WHAT IS ASKED:
Copy every line of the entries that includes the word "Planck".

RECORDS FOR THIS EXERCISE:
··········

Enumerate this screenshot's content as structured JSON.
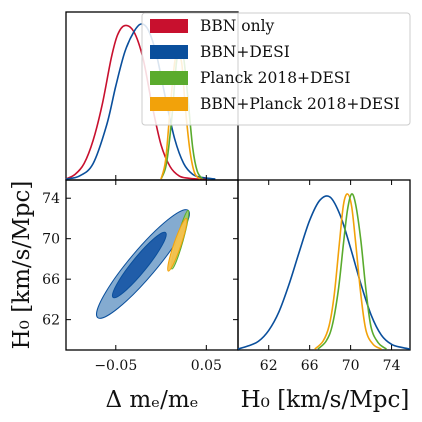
{
  "chart_data": {
    "type": "corner",
    "legend": {
      "placement": "top-right",
      "entries": [
        {
          "label": "BBN only",
          "color": "#c8102e"
        },
        {
          "label": "BBN+DESI",
          "color": "#0a4f9c"
        },
        {
          "label": "Planck 2018+DESI",
          "color": "#5aab2d"
        },
        {
          "label": "BBN+Planck 2018+DESI",
          "color": "#f2a20a"
        }
      ]
    },
    "params": {
      "dme": {
        "label": "Δ mₑ/mₑ",
        "range": [
          -0.105,
          0.085
        ],
        "ticks": [
          -0.05,
          0.05
        ],
        "tick_labels": [
          "−0.05",
          "0.05"
        ]
      },
      "H0": {
        "label": "H₀ [km/s/Mpc]",
        "range": [
          59.0,
          75.8
        ],
        "ticks": [
          62,
          66,
          70,
          74
        ],
        "tick_labels": [
          "62",
          "66",
          "70",
          "74"
        ]
      }
    },
    "panels": [
      {
        "id": "dme_1d",
        "type": "line",
        "xlabel": "",
        "ylabel": "",
        "series": [
          {
            "color": "#c8102e",
            "x": [
              -0.105,
              -0.095,
              -0.085,
              -0.075,
              -0.065,
              -0.055,
              -0.048,
              -0.04,
              -0.03,
              -0.02,
              -0.01,
              0.0,
              0.01,
              0.02,
              0.03,
              0.04,
              0.05
            ],
            "y": [
              0.0,
              0.03,
              0.1,
              0.25,
              0.48,
              0.78,
              0.93,
              0.99,
              0.95,
              0.78,
              0.48,
              0.22,
              0.08,
              0.02,
              0.005,
              0.0,
              0.0
            ]
          },
          {
            "color": "#0a4f9c",
            "x": [
              -0.105,
              -0.09,
              -0.075,
              -0.06,
              -0.05,
              -0.04,
              -0.03,
              -0.022,
              -0.014,
              -0.005,
              0.005,
              0.015,
              0.025,
              0.035,
              0.045,
              0.06
            ],
            "y": [
              0.0,
              0.02,
              0.1,
              0.35,
              0.6,
              0.82,
              0.95,
              1.0,
              0.96,
              0.8,
              0.52,
              0.26,
              0.1,
              0.03,
              0.01,
              0.0
            ]
          },
          {
            "color": "#5aab2d",
            "x": [
              0.0,
              0.006,
              0.012,
              0.017,
              0.021,
              0.025,
              0.03,
              0.035,
              0.04,
              0.046
            ],
            "y": [
              0.0,
              0.1,
              0.4,
              0.75,
              0.82,
              0.78,
              0.5,
              0.2,
              0.05,
              0.0
            ]
          },
          {
            "color": "#f2a20a",
            "x": [
              0.0,
              0.005,
              0.01,
              0.015,
              0.019,
              0.023,
              0.027,
              0.032,
              0.037,
              0.043
            ],
            "y": [
              0.0,
              0.12,
              0.45,
              0.75,
              0.8,
              0.74,
              0.45,
              0.18,
              0.04,
              0.0
            ]
          }
        ]
      },
      {
        "id": "h0_1d",
        "type": "line",
        "xlabel": "H₀ [km/s/Mpc]",
        "ylabel": "",
        "series": [
          {
            "color": "#0a4f9c",
            "x": [
              59.0,
              60.0,
              61.0,
              62.0,
              63.0,
              64.0,
              65.0,
              66.0,
              67.0,
              68.0,
              69.0,
              70.0,
              71.0,
              72.0,
              73.0,
              74.0,
              75.0,
              75.8
            ],
            "y": [
              0.0,
              0.02,
              0.05,
              0.12,
              0.24,
              0.42,
              0.63,
              0.83,
              0.96,
              0.98,
              0.86,
              0.65,
              0.42,
              0.22,
              0.09,
              0.03,
              0.01,
              0.0
            ]
          },
          {
            "color": "#f2a20a",
            "x": [
              66.5,
              67.3,
              67.9,
              68.4,
              68.9,
              69.3,
              69.7,
              70.1,
              70.5,
              71.0,
              71.5,
              72.2,
              73.0
            ],
            "y": [
              0.0,
              0.05,
              0.15,
              0.35,
              0.68,
              0.93,
              1.0,
              0.92,
              0.68,
              0.35,
              0.12,
              0.03,
              0.0
            ]
          },
          {
            "color": "#5aab2d",
            "x": [
              66.8,
              67.6,
              68.2,
              68.8,
              69.3,
              69.7,
              70.1,
              70.5,
              71.0,
              71.5,
              72.0,
              72.7,
              73.5
            ],
            "y": [
              0.0,
              0.05,
              0.15,
              0.38,
              0.68,
              0.9,
              1.0,
              0.93,
              0.7,
              0.38,
              0.14,
              0.04,
              0.0
            ]
          }
        ]
      },
      {
        "id": "dme_h0_2d",
        "type": "scatter",
        "xlabel": "Δ mₑ/mₑ",
        "ylabel": "H₀ [km/s/Mpc]",
        "contours": [
          {
            "color": "#0a4f9c",
            "level": "95%",
            "center": [
              -0.022,
              67.5
            ],
            "ellipse": [
              [
                -0.07,
                62.2
              ],
              [
                0.03,
                72.8
              ]
            ]
          },
          {
            "color": "#0a4f9c",
            "level": "68%",
            "center": [
              -0.022,
              67.5
            ],
            "ellipse": [
              [
                -0.053,
                64.2
              ],
              [
                0.005,
                70.6
              ]
            ]
          },
          {
            "color": "#5aab2d",
            "level": "95%",
            "center": [
              0.021,
              70.0
            ],
            "ellipse": [
              [
                0.012,
                67.0
              ],
              [
                0.03,
                72.8
              ]
            ]
          },
          {
            "color": "#f2a20a",
            "level": "95%",
            "center": [
              0.018,
              69.5
            ],
            "ellipse": [
              [
                0.008,
                66.8
              ],
              [
                0.028,
                72.0
              ]
            ]
          }
        ]
      }
    ],
    "grid": false
  }
}
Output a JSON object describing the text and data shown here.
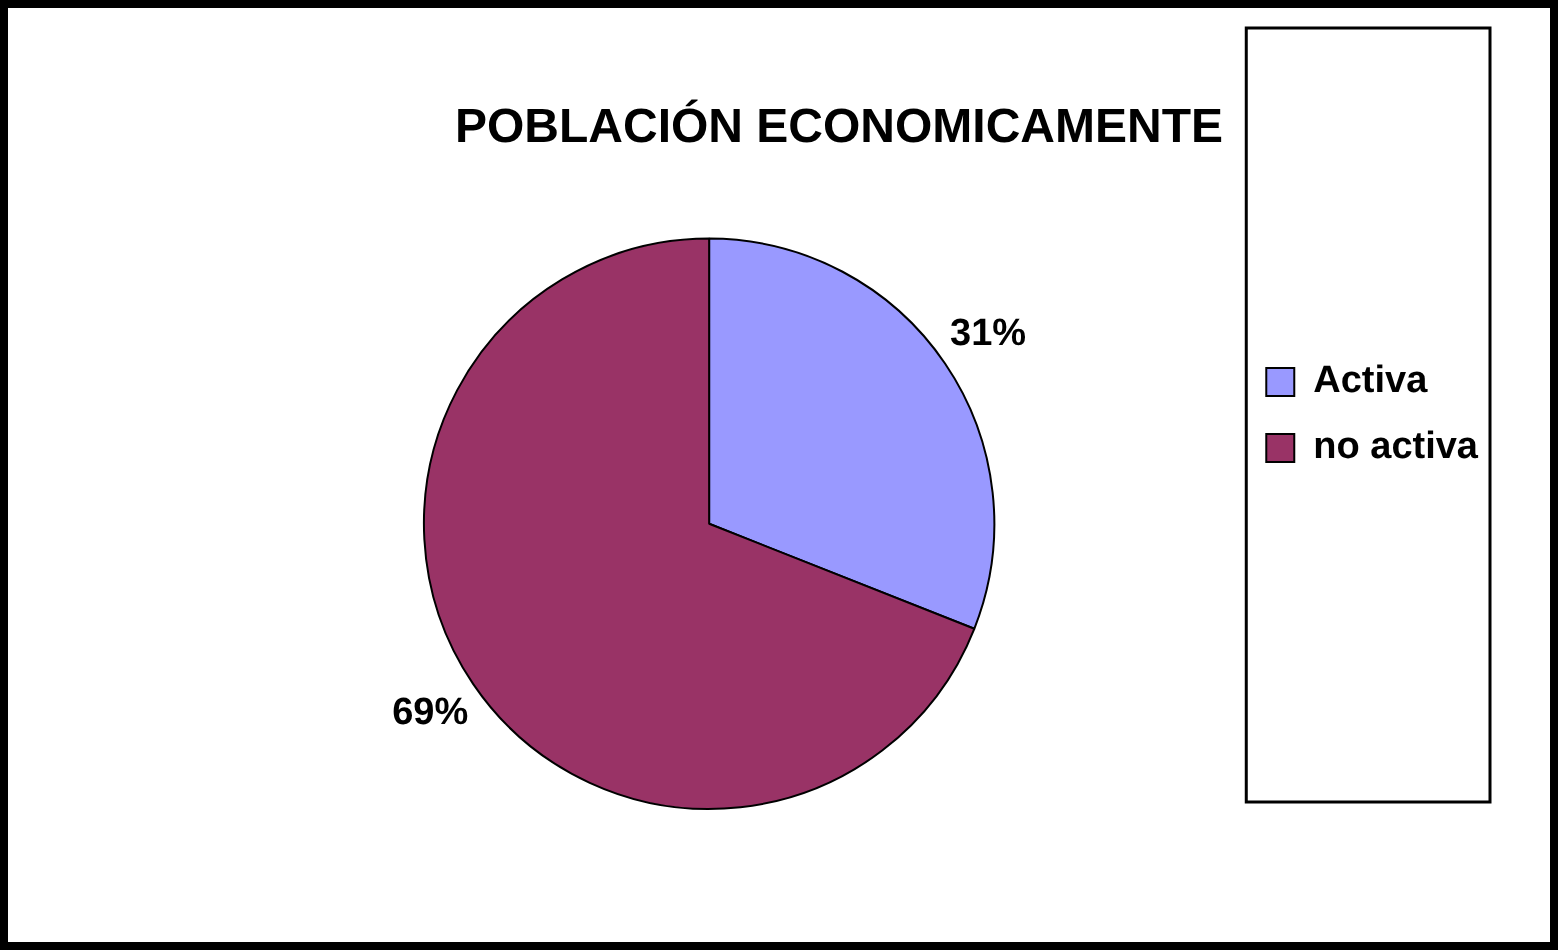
{
  "chart_data": {
    "type": "pie",
    "title": "POBLACIÓN ECONOMICAMENTE",
    "categories": [
      "Activa",
      "no activa"
    ],
    "values": [
      31,
      69
    ],
    "colors": [
      "#9999ff",
      "#993366"
    ],
    "value_labels": [
      "31%",
      "69%"
    ],
    "legend": "right"
  }
}
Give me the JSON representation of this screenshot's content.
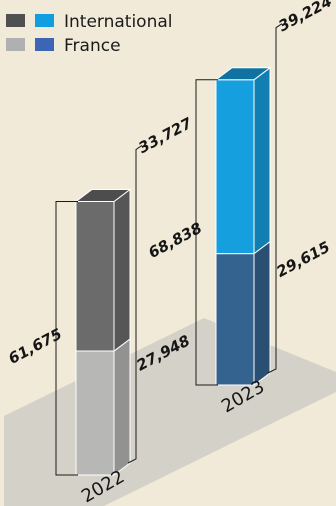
{
  "colors": {
    "background": "#f1ead8",
    "floor": "#d4d2c8",
    "bar_2022_international": "#6b6b6b",
    "bar_2022_france": "#b7b7b5",
    "bar_2023_international": "#169fdf",
    "bar_2023_france": "#35638f",
    "legend_gray_dark": "#505050",
    "legend_gray_light": "#b0b0b0",
    "legend_blue_light": "#0f9ee0",
    "legend_blue_dark": "#3c66b4"
  },
  "legend": [
    {
      "name": "International",
      "swatches": [
        "legend_gray_dark",
        "legend_blue_light"
      ]
    },
    {
      "name": "France",
      "swatches": [
        "legend_gray_light",
        "legend_blue_dark"
      ]
    }
  ],
  "chart_data": {
    "type": "bar",
    "stacked": true,
    "style": "3d-isometric",
    "categories": [
      "2022",
      "2023"
    ],
    "series": [
      {
        "name": "France",
        "values": [
          27948,
          29615
        ]
      },
      {
        "name": "International",
        "values": [
          33727,
          39224
        ]
      }
    ],
    "totals": [
      61675,
      68838
    ],
    "labels": {
      "totals": [
        "61,675",
        "68,838"
      ],
      "france": [
        "27,948",
        "29,615"
      ],
      "international": [
        "33,727",
        "39,224"
      ]
    },
    "category_labels": [
      "2022",
      "2023"
    ]
  }
}
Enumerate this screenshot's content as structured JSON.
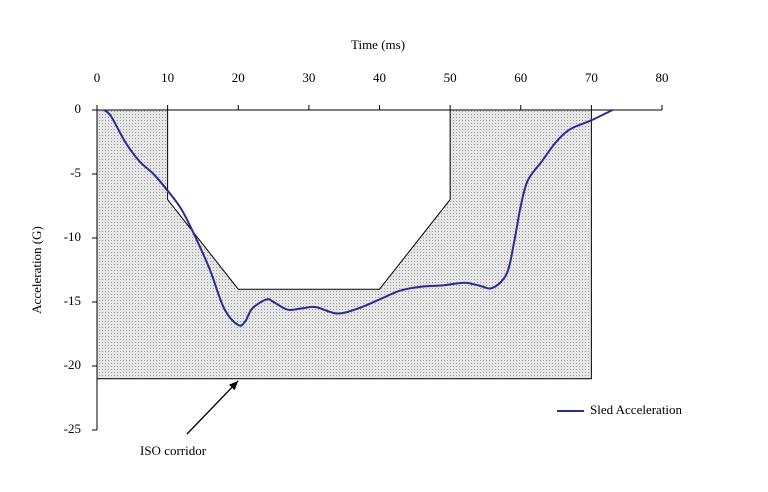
{
  "chart_data": {
    "type": "line",
    "x_label": "Time (ms)",
    "y_label": "Acceleration (G)",
    "xlim": [
      0,
      80
    ],
    "xticks": [
      0,
      10,
      20,
      30,
      40,
      50,
      60,
      70,
      80
    ],
    "ylim": [
      -25,
      0
    ],
    "yticks": [
      0,
      -5,
      -10,
      -15,
      -20,
      -25
    ],
    "x_axis_position": "top",
    "series": [
      {
        "name": "Sled Acceleration",
        "color": "#2b2b96",
        "x": [
          1,
          2,
          4,
          6,
          8,
          10,
          12,
          14,
          16,
          18,
          20,
          21,
          22,
          24,
          25,
          27,
          29,
          31,
          34,
          37,
          40,
          43,
          46,
          49,
          52,
          54,
          56,
          58,
          59,
          60,
          61,
          63,
          65,
          67,
          70,
          73
        ],
        "values": [
          0,
          -0.5,
          -2.5,
          -4,
          -5,
          -6.3,
          -7.8,
          -10,
          -12.5,
          -15.5,
          -16.8,
          -16.5,
          -15.5,
          -14.8,
          -15,
          -15.6,
          -15.5,
          -15.4,
          -15.9,
          -15.5,
          -14.8,
          -14.1,
          -13.8,
          -13.7,
          -13.5,
          -13.7,
          -13.9,
          -12.8,
          -10.5,
          -7.5,
          -5.5,
          -4,
          -2.5,
          -1.5,
          -0.8,
          0
        ]
      }
    ],
    "corridor": {
      "color": "#d4d4d4",
      "x": [
        0,
        10,
        10,
        20,
        40,
        50,
        50,
        70,
        70,
        0
      ],
      "values": [
        0,
        0,
        -7,
        -14,
        -14,
        -7,
        0,
        0,
        -21,
        -21
      ]
    },
    "annotation": {
      "text": "ISO corridor",
      "x": 20,
      "y": -21
    },
    "legend": "bottom-right"
  }
}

··········

EXERCISE RESULT:
          "label": "Planck 2018+DESI",
          "label": "BBN+Planck 2018+DESI",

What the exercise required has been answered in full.